Stated problem 1 | In the gradients documentation, which class is listed as the base of _ContainerWithGradients?
Stated problem 2 | Return the stretch of the gradients documentation from "ivy.Container static method" through "tuples). Default is False.", copied word for word.
Stated problem 3 | Please resume the gradients documentation from the point where it stops.

Selection |
Gradients#

class ivy.data_classes.container.gradients._ContainerWithGradients(dict_in=None, queues=None, queue_load_sizes=None, container_combine_method='list_join', queue_timeout=None, print_limit=10, key_length_limit=None, print_indent=4, print_line_spacing=0, ivyh=None, default_key_color='green', keyword_color_dict=None, rebuild_child_containers=False, types_to_iteratively_nest=None, alphabetical_keys=True, dynamic_backend=None, build_callable=False, **kwargs)[source]#

Bases: ContainerBase

_abc_impl = <_abc._abc_data object>#
static _static_stop_gradient(x, /, *, preserve_type=True, key_chains=None, to_apply=True, prune_unapplied=False, map_sequences=False, out=None)[source]#

ivy.Container static method variant of ivy.stop_gradient. This method simply wraps the function, and so the docstring for ivy.stop_gradient also applies to this method with minimal changes.

Parameters:
  • x (Union[Container, Array, NativeArray]) – Array or Container for which to stop the gradient.

  • key_chains (Optional[Union[List[str], Dict[str, str], Container]], default: None) – The key-chains to apply or not apply the method to. Default is None.

  • to_apply (Union[bool, Container], default: True) – If True, the method will be applied to key_chains, otherwise key_chains will be skipped. Default is True.

  • prune_unapplied (Union[bool, Container], default: False) – Whether to prune key_chains for which the function was not applied. Default is False.

  • map_sequences (Union[bool, Container], default: False) – Whether to also map method to sequences (lists, tuples). Default is False.

  • preserve_type (Union[bool, Container], default: True) – Whether to preserve gradient computation on ivy.Array instances. Default is True.

Information provided |
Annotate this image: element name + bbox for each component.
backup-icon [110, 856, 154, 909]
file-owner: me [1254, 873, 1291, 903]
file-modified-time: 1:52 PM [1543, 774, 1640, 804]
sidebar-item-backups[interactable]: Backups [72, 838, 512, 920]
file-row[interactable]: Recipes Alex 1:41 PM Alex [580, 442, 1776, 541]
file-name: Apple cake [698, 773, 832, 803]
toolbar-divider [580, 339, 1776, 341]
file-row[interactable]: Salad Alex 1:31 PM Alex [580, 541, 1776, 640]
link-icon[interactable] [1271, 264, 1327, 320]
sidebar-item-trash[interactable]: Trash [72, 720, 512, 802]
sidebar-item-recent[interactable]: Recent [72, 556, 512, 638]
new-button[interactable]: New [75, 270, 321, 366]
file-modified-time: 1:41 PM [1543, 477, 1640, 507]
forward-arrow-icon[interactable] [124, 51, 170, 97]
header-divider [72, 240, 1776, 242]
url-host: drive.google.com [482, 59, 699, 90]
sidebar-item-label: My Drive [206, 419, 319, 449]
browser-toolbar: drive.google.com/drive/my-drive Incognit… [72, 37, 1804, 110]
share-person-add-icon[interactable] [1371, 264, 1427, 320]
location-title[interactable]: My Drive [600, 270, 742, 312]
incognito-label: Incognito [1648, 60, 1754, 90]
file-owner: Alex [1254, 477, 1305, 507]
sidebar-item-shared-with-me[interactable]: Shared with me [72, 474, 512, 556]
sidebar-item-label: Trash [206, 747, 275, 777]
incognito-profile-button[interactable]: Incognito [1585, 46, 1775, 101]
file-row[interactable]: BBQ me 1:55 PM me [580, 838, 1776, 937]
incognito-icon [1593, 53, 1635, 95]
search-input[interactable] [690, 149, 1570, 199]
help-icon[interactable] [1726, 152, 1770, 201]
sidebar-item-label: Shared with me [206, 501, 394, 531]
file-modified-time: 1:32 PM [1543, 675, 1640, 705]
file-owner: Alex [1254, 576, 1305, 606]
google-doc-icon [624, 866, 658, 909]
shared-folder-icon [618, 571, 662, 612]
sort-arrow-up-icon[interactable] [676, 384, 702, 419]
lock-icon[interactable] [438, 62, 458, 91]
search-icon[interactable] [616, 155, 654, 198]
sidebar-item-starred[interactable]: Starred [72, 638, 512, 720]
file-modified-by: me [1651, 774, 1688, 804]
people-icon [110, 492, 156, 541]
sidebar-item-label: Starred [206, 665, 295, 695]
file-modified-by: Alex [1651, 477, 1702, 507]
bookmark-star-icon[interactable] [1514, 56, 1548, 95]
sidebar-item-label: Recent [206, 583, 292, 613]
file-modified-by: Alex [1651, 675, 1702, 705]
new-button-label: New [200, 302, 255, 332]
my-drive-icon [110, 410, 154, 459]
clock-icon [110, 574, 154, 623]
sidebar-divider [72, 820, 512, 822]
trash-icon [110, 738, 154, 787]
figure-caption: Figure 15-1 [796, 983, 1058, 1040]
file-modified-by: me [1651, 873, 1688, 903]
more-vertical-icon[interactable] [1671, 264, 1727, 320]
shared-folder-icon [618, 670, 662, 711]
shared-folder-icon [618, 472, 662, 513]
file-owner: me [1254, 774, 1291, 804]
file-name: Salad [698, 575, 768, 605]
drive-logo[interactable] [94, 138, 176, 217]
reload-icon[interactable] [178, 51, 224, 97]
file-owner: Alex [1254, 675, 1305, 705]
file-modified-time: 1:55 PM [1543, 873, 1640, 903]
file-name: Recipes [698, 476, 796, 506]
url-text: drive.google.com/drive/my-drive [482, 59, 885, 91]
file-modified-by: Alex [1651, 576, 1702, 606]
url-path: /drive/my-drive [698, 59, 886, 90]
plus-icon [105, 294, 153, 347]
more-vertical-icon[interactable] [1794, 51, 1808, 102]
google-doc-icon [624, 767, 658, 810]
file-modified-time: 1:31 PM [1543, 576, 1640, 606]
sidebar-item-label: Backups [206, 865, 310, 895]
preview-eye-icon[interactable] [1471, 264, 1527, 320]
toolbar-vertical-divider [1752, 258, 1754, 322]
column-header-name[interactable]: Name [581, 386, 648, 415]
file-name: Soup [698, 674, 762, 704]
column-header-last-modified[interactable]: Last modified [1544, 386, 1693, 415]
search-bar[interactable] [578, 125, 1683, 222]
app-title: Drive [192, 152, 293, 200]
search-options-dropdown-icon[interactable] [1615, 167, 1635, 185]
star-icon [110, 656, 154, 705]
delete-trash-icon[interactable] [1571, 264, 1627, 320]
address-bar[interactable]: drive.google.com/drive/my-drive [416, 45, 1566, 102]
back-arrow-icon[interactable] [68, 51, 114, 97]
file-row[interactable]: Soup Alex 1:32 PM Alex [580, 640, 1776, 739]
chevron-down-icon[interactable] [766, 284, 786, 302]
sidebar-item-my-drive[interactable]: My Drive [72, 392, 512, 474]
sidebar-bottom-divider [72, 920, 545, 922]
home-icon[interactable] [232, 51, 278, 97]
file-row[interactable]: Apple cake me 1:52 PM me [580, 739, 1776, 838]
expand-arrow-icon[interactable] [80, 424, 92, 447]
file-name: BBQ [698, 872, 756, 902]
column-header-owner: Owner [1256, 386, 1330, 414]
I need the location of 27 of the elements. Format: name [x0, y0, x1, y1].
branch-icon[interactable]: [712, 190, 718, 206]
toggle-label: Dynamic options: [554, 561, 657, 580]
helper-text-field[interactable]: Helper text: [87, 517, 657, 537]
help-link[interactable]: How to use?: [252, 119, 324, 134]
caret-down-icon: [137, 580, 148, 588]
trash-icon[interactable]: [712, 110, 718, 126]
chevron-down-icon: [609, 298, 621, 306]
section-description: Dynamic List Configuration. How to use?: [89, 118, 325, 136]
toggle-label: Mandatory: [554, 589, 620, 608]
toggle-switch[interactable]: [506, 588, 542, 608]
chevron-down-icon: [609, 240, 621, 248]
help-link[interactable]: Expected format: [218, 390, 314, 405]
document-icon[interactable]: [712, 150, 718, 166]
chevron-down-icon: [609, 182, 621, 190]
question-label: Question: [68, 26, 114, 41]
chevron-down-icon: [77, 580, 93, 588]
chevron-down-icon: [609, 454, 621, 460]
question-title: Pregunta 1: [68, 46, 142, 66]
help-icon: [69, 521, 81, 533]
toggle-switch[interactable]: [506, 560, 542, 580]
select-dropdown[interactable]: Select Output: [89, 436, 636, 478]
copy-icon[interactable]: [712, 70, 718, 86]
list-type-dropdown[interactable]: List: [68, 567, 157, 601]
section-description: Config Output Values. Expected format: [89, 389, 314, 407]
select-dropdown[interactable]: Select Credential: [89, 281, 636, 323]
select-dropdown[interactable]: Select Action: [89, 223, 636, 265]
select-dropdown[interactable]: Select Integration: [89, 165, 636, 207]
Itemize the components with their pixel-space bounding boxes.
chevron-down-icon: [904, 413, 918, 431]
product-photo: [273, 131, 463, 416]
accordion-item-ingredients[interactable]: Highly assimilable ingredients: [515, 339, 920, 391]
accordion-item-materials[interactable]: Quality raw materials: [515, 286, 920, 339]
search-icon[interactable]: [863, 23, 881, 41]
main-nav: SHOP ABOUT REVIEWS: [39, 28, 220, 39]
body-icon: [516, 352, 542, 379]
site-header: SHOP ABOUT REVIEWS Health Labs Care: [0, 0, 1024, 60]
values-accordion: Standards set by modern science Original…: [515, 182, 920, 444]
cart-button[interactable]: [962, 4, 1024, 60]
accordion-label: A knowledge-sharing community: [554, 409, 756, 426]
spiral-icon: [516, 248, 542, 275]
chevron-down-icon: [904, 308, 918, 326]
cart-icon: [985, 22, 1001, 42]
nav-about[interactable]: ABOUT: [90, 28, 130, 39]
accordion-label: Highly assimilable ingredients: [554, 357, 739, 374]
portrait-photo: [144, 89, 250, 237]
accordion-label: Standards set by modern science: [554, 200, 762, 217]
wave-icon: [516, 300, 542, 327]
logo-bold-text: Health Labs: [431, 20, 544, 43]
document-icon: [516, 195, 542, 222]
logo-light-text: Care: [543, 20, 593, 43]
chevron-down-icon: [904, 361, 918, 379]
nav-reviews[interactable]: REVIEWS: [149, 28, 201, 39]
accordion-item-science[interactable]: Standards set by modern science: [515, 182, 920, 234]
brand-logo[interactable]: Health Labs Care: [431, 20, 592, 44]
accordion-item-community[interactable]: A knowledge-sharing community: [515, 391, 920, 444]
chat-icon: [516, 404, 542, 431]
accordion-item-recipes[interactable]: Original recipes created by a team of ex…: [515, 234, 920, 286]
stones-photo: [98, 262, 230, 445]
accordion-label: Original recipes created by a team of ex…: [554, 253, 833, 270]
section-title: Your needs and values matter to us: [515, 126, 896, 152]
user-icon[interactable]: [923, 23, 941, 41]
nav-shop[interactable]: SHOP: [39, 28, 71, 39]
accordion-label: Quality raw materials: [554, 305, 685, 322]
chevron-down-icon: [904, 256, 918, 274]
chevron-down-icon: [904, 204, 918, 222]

Task result 1 | ContainerBase

Task result 2 |
ivy.Container static method variant of ivy.stop_gradient. This method simply wraps the function, and so the docstring for ivy.stop_gradient also applies to this method with minimal changes.

Parameters:
  • x (Union[Container, Array, NativeArray]) – Array or Container for which to stop the gradient.

  • key_chains (Optional[Union[List[str], Dict[str, str], Container]], default: None) – The key-chains to apply or not apply the method to. Default is None.

  • to_apply (Union[bool, Container], default: True) – If True, the method will be applied to key_chains, otherwise key_chains will be skipped. Default is True.

  • prune_unapplied (Union[bool, Container], default: False) – Whether to prune key_chains for which the function was not applied. Default is False.

  • map_sequences (Union[bool, Container], default: False) – Whether to also map method to sequences (lists, tuples). Default is False.

Task result 3 |
  • out (Optional[Container], default: None) – optional output array, for writing the result to. It must have a shape that the inputs broadcast to.

Return type:

Container

Returns:

ret – The same array x, but with no gradient information.

Examples

With one ivy.Container inputs:

>>> x = ivy.Container(a=ivy.array([0., 1., 2.]),
...                      b=ivy.array([3., 4., 5.]))
>>> y = ivy.Container.static_stop_gradient(x, preserve_type=False)
>>> print(y)
{
    a: ivy.array([0., 1., 2.]),
    b: ivy.array([3., 4., 5.])
}

With multiple ivy.Container inputs:

>>> x = ivy.Container(a=ivy.array([0., 1., 2.]),
...                      b=ivy.array([3., 4., 5.]))
>>> ivy.Container.static_stop_gradient(x, preserve_type=True, out=x)
>>> print(x)
{
    a: ivy.array([0., 1., 2.]),
    b: ivy.array([3., 4., 5.])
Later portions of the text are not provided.